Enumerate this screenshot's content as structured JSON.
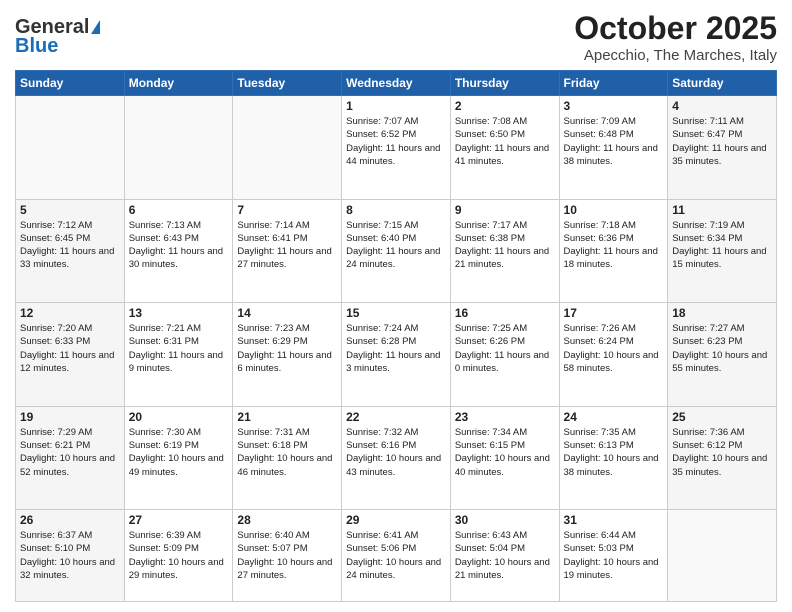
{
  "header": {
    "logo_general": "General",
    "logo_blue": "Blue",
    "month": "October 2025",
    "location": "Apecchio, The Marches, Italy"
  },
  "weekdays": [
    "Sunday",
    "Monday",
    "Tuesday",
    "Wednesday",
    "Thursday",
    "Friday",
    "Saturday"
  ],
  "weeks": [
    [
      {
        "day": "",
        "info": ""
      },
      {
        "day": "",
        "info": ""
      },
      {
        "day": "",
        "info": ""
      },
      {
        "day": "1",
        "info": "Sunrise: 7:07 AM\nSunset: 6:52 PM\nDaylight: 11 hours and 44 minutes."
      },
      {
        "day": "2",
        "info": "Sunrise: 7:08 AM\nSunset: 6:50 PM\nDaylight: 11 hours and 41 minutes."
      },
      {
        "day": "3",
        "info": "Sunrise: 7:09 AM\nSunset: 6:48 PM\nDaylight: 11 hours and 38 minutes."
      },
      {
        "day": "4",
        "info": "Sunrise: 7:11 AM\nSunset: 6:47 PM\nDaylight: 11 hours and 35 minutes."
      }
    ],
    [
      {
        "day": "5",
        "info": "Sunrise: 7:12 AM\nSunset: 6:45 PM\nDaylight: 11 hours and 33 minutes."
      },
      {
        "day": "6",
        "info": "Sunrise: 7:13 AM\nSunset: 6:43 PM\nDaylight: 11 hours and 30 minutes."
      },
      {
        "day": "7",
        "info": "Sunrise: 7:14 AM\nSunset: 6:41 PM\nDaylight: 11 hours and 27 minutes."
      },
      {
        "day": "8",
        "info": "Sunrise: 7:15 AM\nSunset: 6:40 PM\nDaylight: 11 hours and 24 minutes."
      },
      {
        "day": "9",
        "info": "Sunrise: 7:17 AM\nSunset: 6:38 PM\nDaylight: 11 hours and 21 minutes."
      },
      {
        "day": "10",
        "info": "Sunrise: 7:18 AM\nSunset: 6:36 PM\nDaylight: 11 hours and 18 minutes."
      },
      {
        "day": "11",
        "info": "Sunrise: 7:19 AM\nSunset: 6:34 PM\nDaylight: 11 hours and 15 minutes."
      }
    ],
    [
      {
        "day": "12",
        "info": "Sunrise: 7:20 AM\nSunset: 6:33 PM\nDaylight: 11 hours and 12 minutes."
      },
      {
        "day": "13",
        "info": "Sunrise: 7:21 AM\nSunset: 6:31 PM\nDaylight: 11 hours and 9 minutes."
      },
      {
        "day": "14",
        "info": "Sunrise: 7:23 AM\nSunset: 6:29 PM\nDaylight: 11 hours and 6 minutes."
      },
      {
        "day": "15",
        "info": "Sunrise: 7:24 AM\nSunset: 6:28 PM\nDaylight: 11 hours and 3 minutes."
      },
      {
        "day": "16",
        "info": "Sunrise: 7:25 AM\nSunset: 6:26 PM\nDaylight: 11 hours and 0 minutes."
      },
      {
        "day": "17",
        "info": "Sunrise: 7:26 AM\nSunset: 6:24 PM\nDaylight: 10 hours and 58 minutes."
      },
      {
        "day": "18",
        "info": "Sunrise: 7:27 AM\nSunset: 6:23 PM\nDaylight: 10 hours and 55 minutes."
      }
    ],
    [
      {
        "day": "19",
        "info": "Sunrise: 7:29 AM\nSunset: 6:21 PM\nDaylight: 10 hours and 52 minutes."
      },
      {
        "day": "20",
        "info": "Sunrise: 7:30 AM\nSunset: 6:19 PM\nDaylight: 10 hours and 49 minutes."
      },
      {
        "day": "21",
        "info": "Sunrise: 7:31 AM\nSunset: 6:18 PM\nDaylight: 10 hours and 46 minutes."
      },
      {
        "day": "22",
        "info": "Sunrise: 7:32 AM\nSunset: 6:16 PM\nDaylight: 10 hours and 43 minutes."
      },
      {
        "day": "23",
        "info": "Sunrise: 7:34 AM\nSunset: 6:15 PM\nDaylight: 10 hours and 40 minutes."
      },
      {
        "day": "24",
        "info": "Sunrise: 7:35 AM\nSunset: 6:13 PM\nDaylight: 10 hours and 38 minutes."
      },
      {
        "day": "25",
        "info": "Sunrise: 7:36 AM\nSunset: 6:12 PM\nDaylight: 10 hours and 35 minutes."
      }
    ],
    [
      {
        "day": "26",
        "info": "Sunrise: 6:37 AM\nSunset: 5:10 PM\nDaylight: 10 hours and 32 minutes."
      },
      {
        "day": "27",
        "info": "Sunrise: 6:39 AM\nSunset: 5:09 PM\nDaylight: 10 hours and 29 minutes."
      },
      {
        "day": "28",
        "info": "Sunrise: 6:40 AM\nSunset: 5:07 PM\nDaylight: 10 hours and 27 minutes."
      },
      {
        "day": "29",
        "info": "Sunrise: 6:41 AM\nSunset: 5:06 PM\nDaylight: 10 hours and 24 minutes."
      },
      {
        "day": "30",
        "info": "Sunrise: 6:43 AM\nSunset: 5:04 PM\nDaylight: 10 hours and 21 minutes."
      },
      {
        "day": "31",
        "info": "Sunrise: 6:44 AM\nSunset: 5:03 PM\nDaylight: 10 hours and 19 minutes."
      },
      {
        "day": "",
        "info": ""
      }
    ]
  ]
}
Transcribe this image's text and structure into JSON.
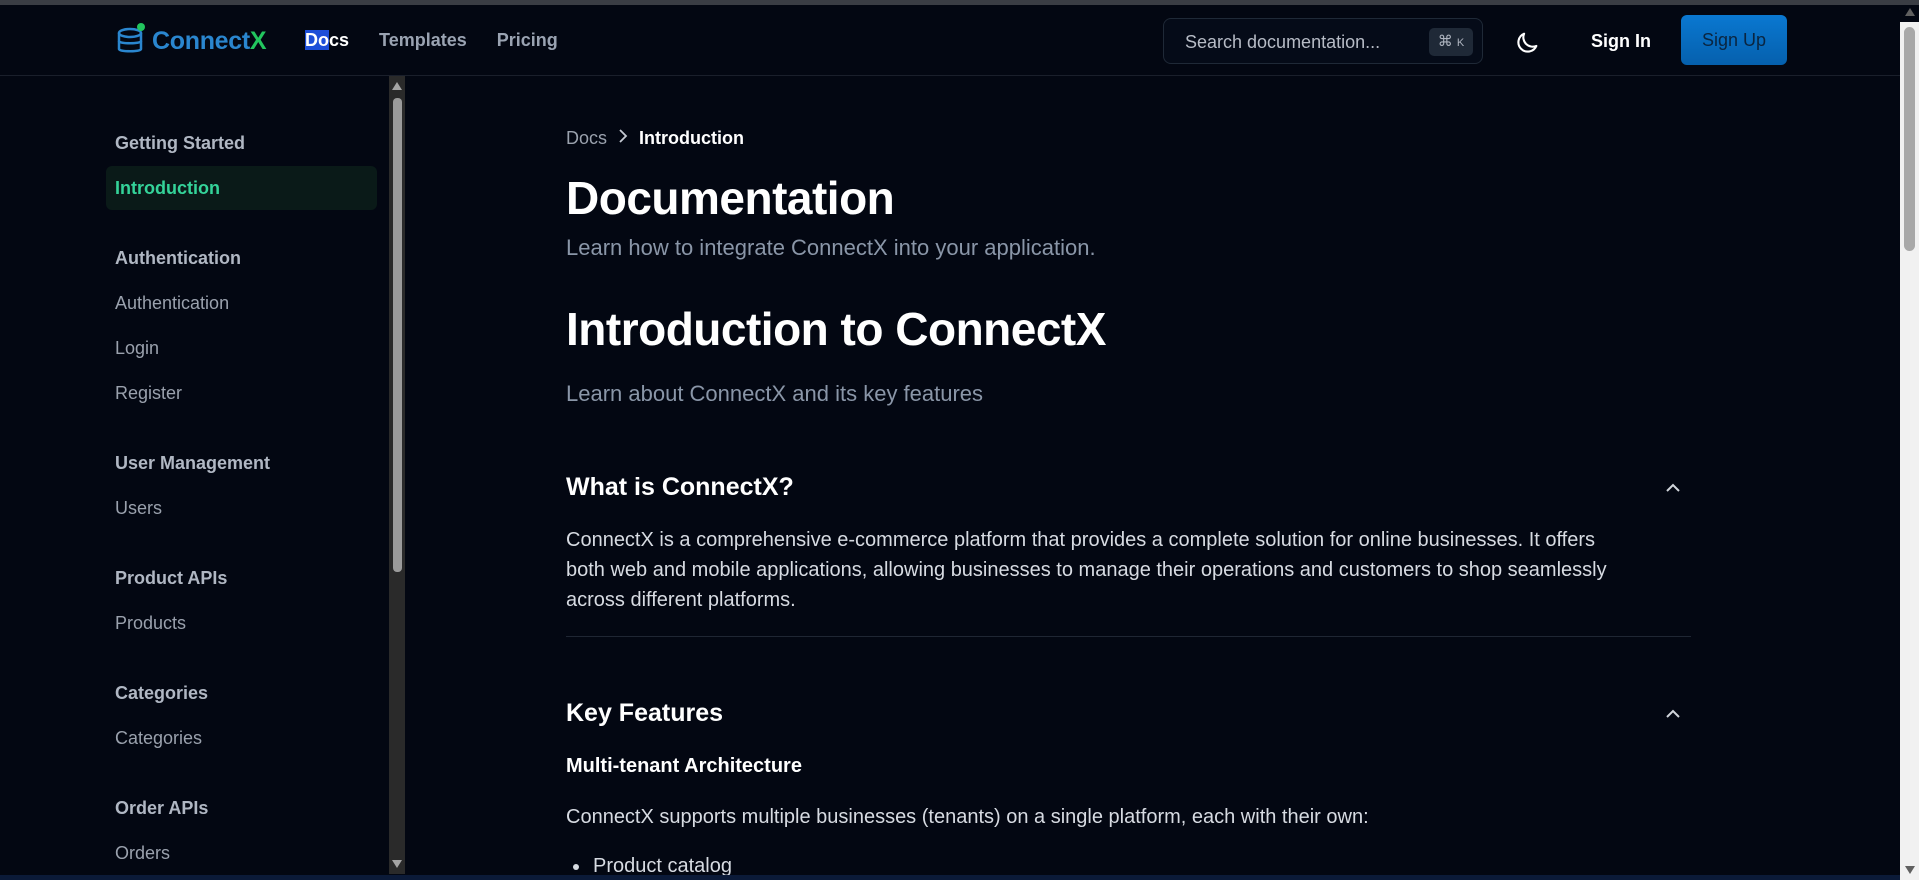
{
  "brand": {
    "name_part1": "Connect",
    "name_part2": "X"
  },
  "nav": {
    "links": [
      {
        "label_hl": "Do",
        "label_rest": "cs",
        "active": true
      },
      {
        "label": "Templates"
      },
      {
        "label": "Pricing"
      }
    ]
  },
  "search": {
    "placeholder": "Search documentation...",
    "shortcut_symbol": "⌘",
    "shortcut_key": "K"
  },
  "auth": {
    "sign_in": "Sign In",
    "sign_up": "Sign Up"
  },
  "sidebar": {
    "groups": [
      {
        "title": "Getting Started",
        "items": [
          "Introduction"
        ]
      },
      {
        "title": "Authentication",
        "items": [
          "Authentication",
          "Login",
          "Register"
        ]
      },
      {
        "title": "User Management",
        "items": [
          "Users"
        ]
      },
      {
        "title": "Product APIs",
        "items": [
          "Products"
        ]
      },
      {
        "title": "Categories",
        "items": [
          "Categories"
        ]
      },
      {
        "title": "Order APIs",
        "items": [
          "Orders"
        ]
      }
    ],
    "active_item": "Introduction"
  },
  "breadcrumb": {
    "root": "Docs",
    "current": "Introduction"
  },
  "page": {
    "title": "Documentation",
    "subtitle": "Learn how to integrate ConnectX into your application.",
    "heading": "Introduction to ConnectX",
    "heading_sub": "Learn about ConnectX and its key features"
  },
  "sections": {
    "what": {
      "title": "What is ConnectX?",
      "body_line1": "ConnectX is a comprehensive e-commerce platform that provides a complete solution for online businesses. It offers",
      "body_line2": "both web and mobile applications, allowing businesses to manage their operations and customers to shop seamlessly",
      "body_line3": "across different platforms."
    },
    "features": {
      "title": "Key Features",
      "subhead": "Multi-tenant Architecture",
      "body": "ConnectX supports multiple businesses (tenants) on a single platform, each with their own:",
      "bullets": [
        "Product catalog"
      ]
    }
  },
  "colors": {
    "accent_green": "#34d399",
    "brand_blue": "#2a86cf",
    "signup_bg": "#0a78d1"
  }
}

# # #

» Description of the task
Find each line holding the word "Authentication" and copy it.

» Written answer
        "title": "Authentication",
          "Authentication",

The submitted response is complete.